◆ Tasks and exercises ◆
• a. Answer these from the Igualada text:
(i) What is Igualada's postal code?
(ii) How far west of Barcelona is the city?
(iii) Since what year has the European Balloon Festival taken place?
• b. Retype the part of the Igualada text between "Igualada hosts the" and "April or May.", inclusive, with no changes.

Population (2025-01-01)
- • Total: 42,085
- • Density: 5,200/km^{2} (13,000/sq mi)
- Demonym(s): igualadí, -dina
- Postal code: 08700
- Climate: Cfa
- Website: igualada.cat

= Igualada =

Igualada (/ca/) is a municipality and capital of Anoia county in Penedès, Catalonia, Spain. It is located on the left bank of the Anoia River and at the western end of the Igualada branch of the Llobregat–Anoia railway. Igualada is the capital and central market of the Anoia comarca, a rich agricultural and wine-producing district. Its population was 38,918 in 2009.

The city consists of an old town, founded in the 11th century, with narrow and irregular streets, including the remains of a fortress and ramparts, plus a new surrounding town with regular and spacious streets and many fine houses.

The city is 65 km west of Barcelona and 20 km west of the famous mountain and monastery of Montserrat.

Igualada hosts the European Balloon Festival, the largest hot air balloon festival in Spain and one of the largest in Europe. It has taken place every year, since 1997, at the beginning of July. The city also hosts the Aerosport airshow, which takes place every year in April or May.

==History==
Igualada was founded around the year 1000 on the left bank of the Anoia River, which gives its name to the region. The name "Igualada" comes from the Latin aqualata, meaning "where the river widens," a reference to the river being effectively used for hydraulic energy to power mills.

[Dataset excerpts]
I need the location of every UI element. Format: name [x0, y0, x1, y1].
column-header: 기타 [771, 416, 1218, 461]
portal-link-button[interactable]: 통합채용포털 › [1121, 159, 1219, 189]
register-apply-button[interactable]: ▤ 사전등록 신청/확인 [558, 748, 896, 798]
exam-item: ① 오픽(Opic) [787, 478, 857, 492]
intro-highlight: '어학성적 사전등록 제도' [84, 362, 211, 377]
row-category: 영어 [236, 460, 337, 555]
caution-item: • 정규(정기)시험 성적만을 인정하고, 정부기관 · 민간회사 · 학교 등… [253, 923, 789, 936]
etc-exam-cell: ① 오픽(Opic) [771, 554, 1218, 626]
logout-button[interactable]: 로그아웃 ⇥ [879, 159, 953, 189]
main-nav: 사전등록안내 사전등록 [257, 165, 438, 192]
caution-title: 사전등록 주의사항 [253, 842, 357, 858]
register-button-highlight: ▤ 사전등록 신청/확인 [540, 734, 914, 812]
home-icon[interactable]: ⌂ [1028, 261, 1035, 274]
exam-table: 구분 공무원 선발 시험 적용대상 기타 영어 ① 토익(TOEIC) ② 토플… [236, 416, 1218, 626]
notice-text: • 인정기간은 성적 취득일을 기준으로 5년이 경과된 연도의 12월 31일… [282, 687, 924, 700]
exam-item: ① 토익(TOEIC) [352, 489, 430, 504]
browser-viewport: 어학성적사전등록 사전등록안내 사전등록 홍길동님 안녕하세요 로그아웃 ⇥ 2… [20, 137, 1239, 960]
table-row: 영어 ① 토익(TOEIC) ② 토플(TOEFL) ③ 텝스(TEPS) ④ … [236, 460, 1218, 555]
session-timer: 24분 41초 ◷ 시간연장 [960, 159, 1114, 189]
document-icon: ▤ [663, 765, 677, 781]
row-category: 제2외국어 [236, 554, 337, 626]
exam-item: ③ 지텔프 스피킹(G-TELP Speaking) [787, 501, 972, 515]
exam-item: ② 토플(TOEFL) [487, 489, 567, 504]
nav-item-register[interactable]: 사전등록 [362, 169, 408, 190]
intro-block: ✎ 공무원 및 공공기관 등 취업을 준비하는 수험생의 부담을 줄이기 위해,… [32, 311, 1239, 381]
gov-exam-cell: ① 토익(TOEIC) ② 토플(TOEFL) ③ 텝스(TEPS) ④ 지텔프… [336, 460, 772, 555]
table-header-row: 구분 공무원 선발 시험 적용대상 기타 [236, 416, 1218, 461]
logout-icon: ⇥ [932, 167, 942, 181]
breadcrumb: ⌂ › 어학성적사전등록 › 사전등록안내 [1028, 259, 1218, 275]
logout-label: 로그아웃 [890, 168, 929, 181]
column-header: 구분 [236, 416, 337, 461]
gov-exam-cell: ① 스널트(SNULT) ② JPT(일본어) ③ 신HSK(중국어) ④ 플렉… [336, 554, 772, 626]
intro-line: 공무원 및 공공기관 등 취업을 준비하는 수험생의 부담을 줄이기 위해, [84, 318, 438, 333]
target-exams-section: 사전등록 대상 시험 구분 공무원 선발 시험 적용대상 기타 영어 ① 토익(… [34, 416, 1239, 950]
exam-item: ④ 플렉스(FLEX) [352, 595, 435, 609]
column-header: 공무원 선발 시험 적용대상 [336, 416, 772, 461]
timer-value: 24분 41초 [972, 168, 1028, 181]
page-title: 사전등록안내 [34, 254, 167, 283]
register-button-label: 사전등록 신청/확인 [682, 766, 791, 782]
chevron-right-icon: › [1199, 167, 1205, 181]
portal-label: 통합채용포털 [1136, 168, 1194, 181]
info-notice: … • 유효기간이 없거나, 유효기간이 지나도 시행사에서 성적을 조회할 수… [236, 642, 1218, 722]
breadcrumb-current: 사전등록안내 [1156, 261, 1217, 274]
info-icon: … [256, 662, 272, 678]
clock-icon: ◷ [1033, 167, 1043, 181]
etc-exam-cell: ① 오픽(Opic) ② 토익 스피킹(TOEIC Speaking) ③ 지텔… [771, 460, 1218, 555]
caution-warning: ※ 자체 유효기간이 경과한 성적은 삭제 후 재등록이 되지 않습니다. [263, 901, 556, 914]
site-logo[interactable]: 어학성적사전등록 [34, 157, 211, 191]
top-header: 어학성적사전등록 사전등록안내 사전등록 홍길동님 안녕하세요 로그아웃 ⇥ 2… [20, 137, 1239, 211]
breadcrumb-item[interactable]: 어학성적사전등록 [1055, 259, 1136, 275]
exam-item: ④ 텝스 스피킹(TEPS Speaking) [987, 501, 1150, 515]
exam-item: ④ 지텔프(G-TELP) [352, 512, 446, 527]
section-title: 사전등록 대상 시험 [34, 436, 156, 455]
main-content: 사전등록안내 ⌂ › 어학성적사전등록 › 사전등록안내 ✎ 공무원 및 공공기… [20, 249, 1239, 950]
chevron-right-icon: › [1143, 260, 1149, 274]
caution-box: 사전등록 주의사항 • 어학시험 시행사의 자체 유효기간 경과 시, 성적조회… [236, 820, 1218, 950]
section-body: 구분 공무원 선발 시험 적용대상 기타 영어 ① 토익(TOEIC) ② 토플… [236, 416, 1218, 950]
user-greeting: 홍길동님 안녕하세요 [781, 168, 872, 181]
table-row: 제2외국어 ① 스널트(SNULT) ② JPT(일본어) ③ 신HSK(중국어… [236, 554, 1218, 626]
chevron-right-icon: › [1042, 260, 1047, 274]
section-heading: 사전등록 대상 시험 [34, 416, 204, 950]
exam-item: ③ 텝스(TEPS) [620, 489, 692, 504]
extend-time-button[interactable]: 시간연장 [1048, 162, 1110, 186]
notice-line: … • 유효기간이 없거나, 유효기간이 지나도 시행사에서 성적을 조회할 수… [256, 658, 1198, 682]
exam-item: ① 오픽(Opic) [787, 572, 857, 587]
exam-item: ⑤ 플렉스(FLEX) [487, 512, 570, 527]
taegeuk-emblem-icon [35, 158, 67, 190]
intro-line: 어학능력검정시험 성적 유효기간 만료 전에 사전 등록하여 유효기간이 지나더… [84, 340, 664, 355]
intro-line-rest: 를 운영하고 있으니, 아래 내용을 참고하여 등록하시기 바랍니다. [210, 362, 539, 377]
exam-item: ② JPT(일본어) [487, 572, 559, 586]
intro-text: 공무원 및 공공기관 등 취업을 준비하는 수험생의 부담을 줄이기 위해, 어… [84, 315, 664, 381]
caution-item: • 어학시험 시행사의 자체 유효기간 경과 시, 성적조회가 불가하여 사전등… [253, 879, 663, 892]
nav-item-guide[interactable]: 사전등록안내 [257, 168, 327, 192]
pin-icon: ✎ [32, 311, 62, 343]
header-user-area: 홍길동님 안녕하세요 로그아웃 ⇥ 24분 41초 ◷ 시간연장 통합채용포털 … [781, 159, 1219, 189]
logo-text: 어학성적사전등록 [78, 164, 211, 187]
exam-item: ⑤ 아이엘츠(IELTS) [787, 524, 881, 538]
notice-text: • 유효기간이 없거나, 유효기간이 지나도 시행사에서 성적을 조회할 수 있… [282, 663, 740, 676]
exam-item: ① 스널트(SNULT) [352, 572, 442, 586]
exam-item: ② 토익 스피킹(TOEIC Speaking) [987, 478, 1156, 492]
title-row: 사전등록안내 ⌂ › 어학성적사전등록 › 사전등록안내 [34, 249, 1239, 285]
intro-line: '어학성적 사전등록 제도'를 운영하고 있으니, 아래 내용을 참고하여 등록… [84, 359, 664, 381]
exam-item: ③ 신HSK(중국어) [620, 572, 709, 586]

◆ Answers ◆
• a.
(i) 08700
(ii) 65 km
(iii) 1997

• b.
Igualada hosts the European Balloon Festival, the largest hot air balloon festival in Spain and one of the largest in Europe. It has taken place every year, since 1997, at the beginning of July. The city also hosts the Aerosport airshow, which takes place every year in April or May.